§ What to produce
Leave the pictures out, and retype all of the material exactly as written.

··········

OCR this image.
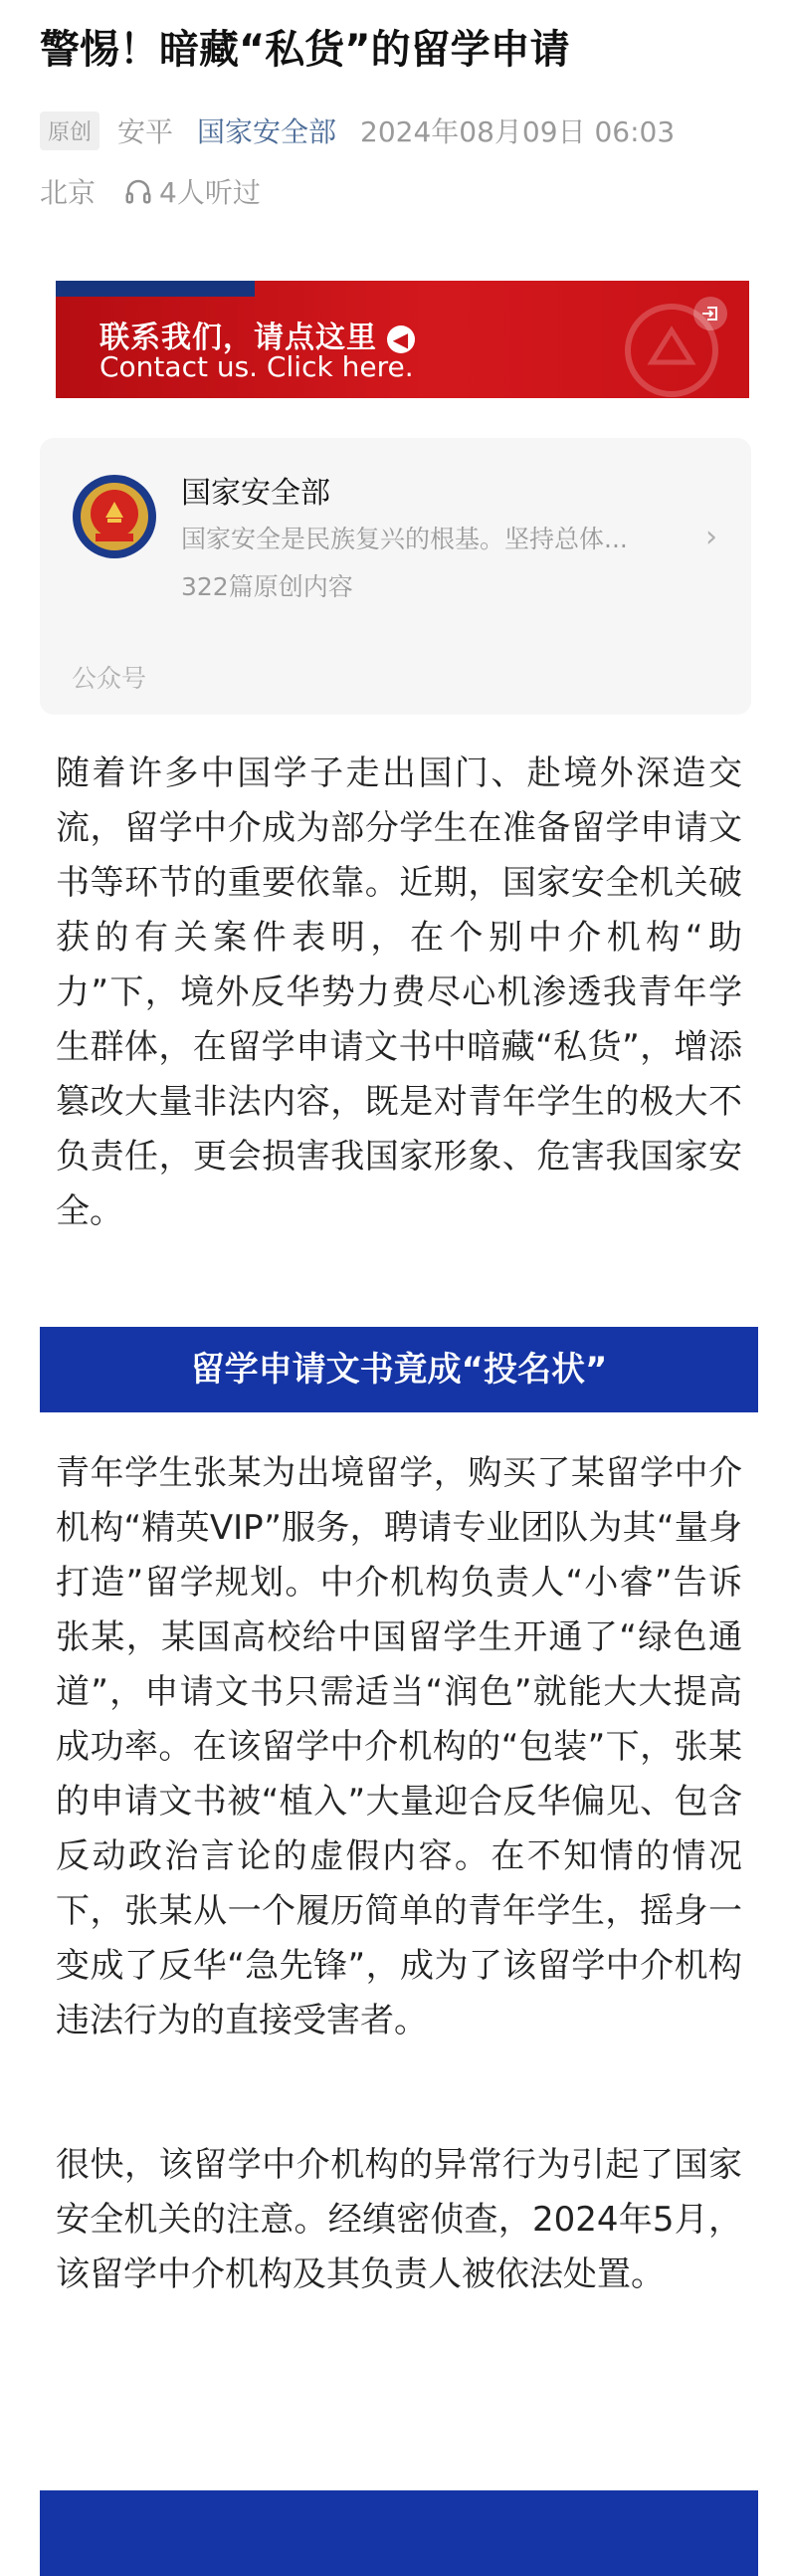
警惕！暗藏“私货”的留学申请
原创 安平 国家安全部 2024年08月09日 06:03
北京 4人听过
联系我们，请点这里 ◀
Contact us. Click here.
国家安全部
国家安全是民族复兴的根基。坚持总体...	›
322篇原创内容
公众号

随着许多中国学子走出国门、赴境外深造交流，留学中介成为部分学生在准备留学申请文书等环节的重要依靠。近期，国家安全机关破获的有关案件表明，在个别中介机构“助力”下，境外反华势力费尽心机渗透我青年学生群体，在留学申请文书中暗藏“私货”，增添篡改大量非法内容，既是对青年学生的极大不负责任，更会损害我国家形象、危害我国家安全。

留学申请文书竟成“投名状”

青年学生张某为出境留学，购买了某留学中介机构“精英VIP”服务，聘请专业团队为其“量身打造”留学规划。中介机构负责人“小睿”告诉张某，某国高校给中国留学生开通了“绿色通道”，申请文书只需适当“润色”就能大大提高成功率。在该留学中介机构的“包装”下，张某的申请文书被“植入”大量迎合反华偏见、包含反动政治言论的虚假内容。在不知情的情况下，张某从一个履历简单的青年学生，摇身一变成了反华“急先锋”，成为了该留学中介机构违法行为的直接受害者。

很快，该留学中介机构的异常行为引起了国家安全机关的注意。经缜密侦查，2024年5月，该留学中介机构及其负责人被依法处置。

··········

§ Written response
OCR this image.
警惕！暗藏“私货”的留学申请
原创 安平 国家安全部 2024年08月09日 06:03
北京 4人听过
联系我们，请点这里 ◀
Contact us. Click here.
国家安全部
国家安全是民族复兴的根基。坚持总体...	›
322篇原创内容
公众号

随着许多中国学子走出国门、赴境外深造交流，留学中介成为部分学生在准备留学申请文书等环节的重要依靠。近期，国家安全机关破获的有关案件表明，在个别中介机构“助力”下，境外反华势力费尽心机渗透我青年学生群体，在留学申请文书中暗藏“私货”，增添篡改大量非法内容，既是对青年学生的极大不负责任，更会损害我国家形象、危害我国家安全。

留学申请文书竟成“投名状”

青年学生张某为出境留学，购买了某留学中介机构“精英VIP”服务，聘请专业团队为其“量身打造”留学规划。中介机构负责人“小睿”告诉张某，某国高校给中国留学生开通了“绿色通道”，申请文书只需适当“润色”就能大大提高成功率。在该留学中介机构的“包装”下，张某的申请文书被“植入”大量迎合反华偏见、包含反动政治言论的虚假内容。在不知情的情况下，张某从一个履历简单的青年学生，摇身一变成了反华“急先锋”，成为了该留学中介机构违法行为的直接受害者。

很快，该留学中介机构的异常行为引起了国家安全机关的注意。经缜密侦查，2024年5月，该留学中介机构及其负责人被依法处置。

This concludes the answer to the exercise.